Data listing
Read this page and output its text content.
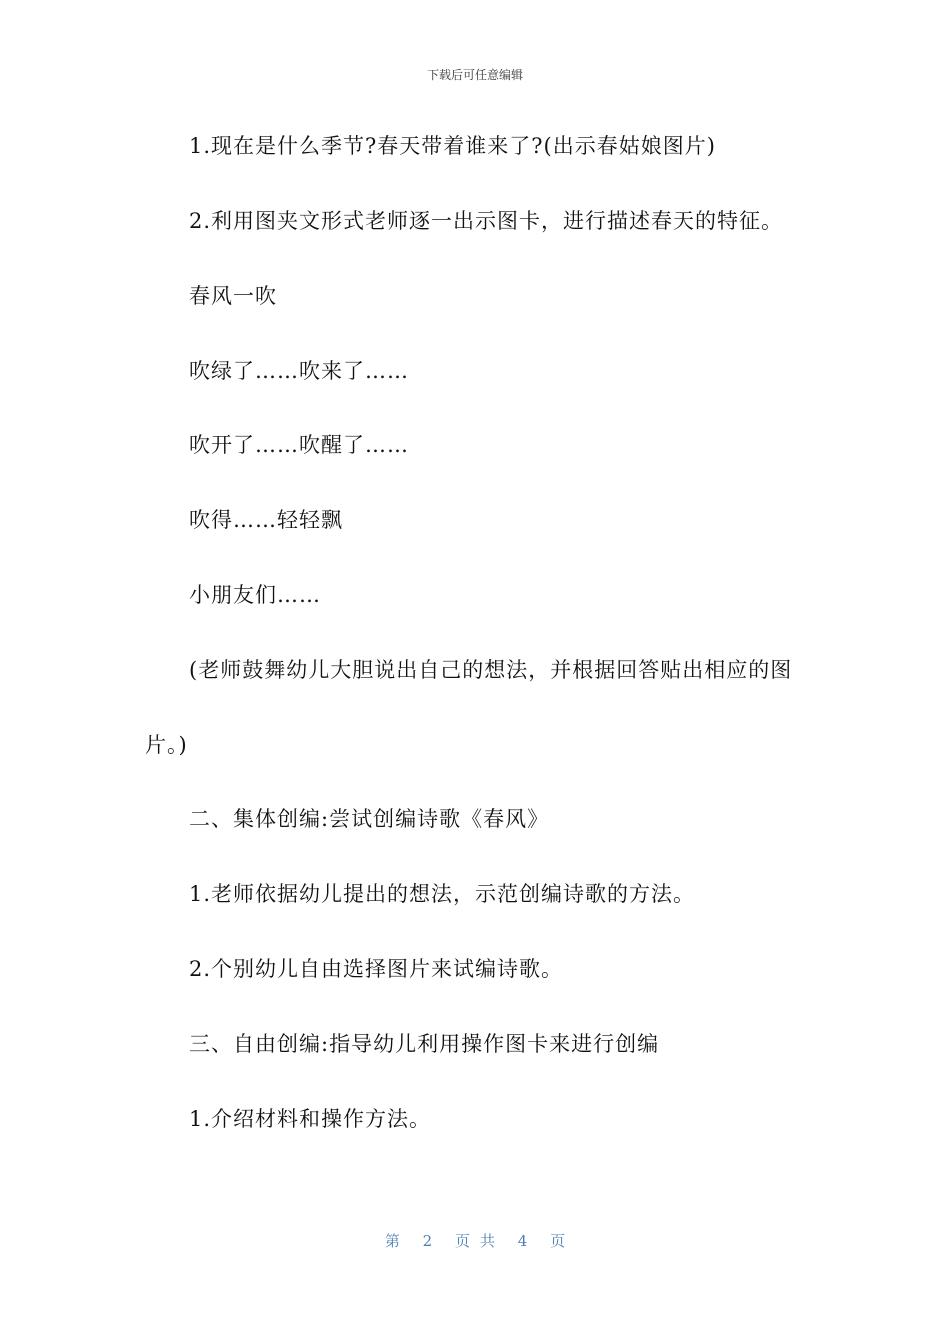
下载后可任意编辑
1.现在是什么季节?春天带着谁来了?(出示春姑娘图片)
2.利用图夹文形式老师逐一出示图卡，进行描述春天的特征。
春风一吹
吹绿了……吹来了……
吹开了……吹醒了……
吹得……轻轻飘
小朋友们……
(老师鼓舞幼儿大胆说出自己的想法，并根据回答贴出相应的图
片。)
二、集体创编:尝试创编诗歌《春风》
1.老师依据幼儿提出的想法，示范创编诗歌的方法。
2.个别幼儿自由选择图片来试编诗歌。
三、自由创编:指导幼儿利用操作图卡来进行创编
1.介绍材料和操作方法。
第 2 页共 4 页
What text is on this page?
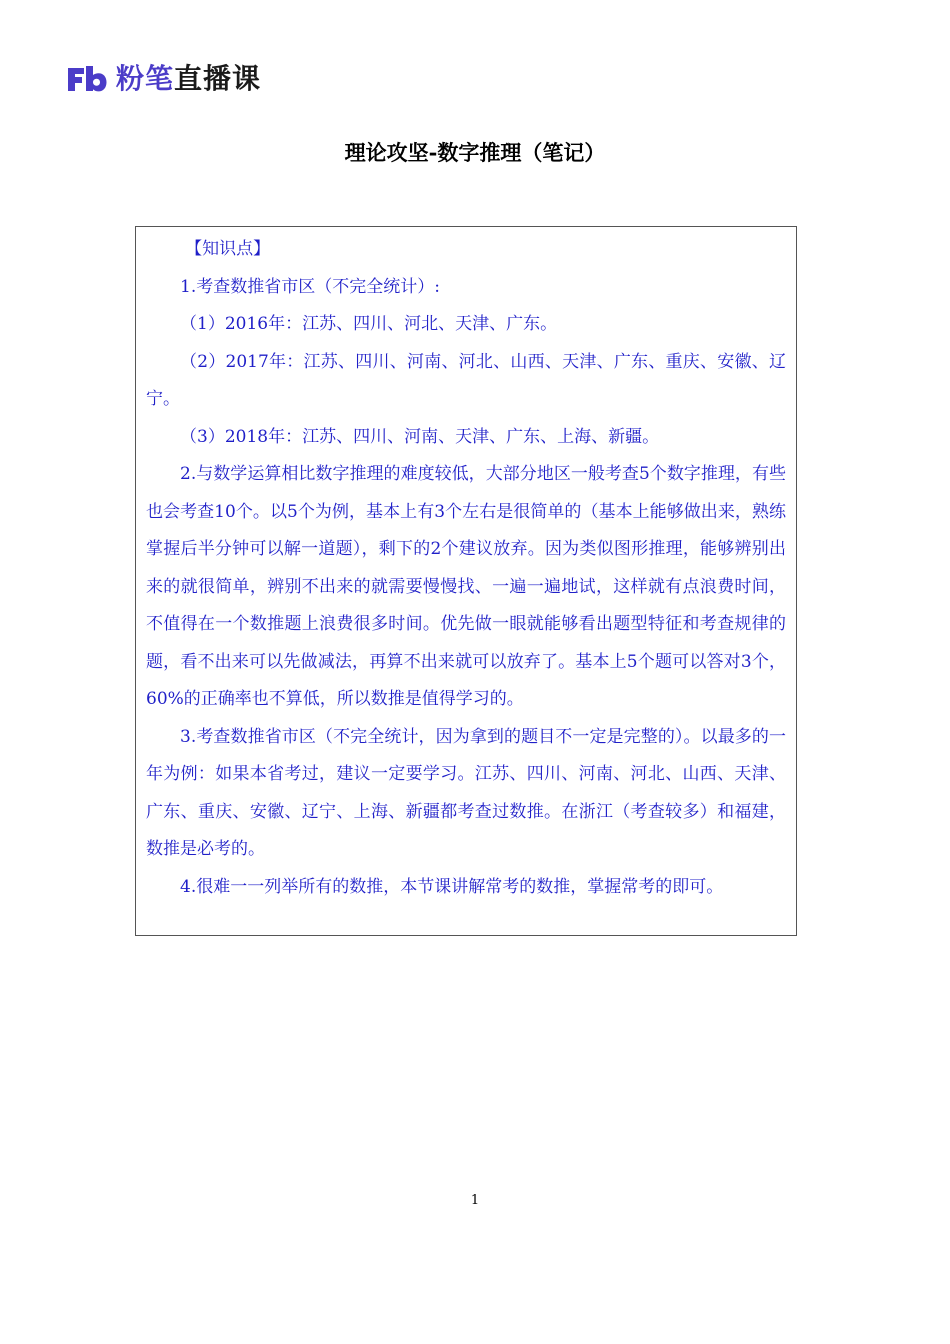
粉笔 直播课
理论攻坚-数字推理（笔记）

【知识点】

1.考查数推省市区（不完全统计）:

（1）2016年：江苏、四川、河北、天津、广东。

（2）2017年：江苏、四川、河南、河北、山西、天津、广东、重庆、安徽、辽宁。

（3）2018年：江苏、四川、河南、天津、广东、上海、新疆。

2.与数学运算相比数字推理的难度较低，大部分地区一般考查5个数字推理，有些也会考查10个。以5个为例，基本上有3个左右是很简单的（基本上能够做出来，熟练掌握后半分钟可以解一道题），剩下的2个建议放弃。因为类似图形推理，能够辨别出来的就很简单，辨别不出来的就需要慢慢找、一遍一遍地试，这样就有点浪费时间，不值得在一个数推题上浪费很多时间。优先做一眼就能够看出题型特征和考查规律的题，看不出来可以先做减法，再算不出来就可以放弃了。基本上5个题可以答对3个，60%的正确率也不算低，所以数推是值得学习的。

3.考查数推省市区（不完全统计，因为拿到的题目不一定是完整的）。以最多的一年为例：如果本省考过，建议一定要学习。江苏、四川、河南、河北、山西、天津、广东、重庆、安徽、辽宁、上海、新疆都考查过数推。在浙江（考查较多）和福建，数推是必考的。

4.很难一一列举所有的数推，本节课讲解常考的数推，掌握常考的即可。

1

WORK TO DO
Select from the material above each line in which the string "考查数推省市区" appears, and list those lines.

TASK ANSWER
1.考查数推省市区（不完全统计）:
3.考查数推省市区（不完全统计，因为拿到的题目不一定是完整的）。以最多的一年为例：如果本省考过，建议一定要学习。江苏、四川、河南、河北、山西、天津、广东、重庆、安徽、辽宁、上海、新疆都考查过数推。在浙江（考查较多）和福建，数推是必考的。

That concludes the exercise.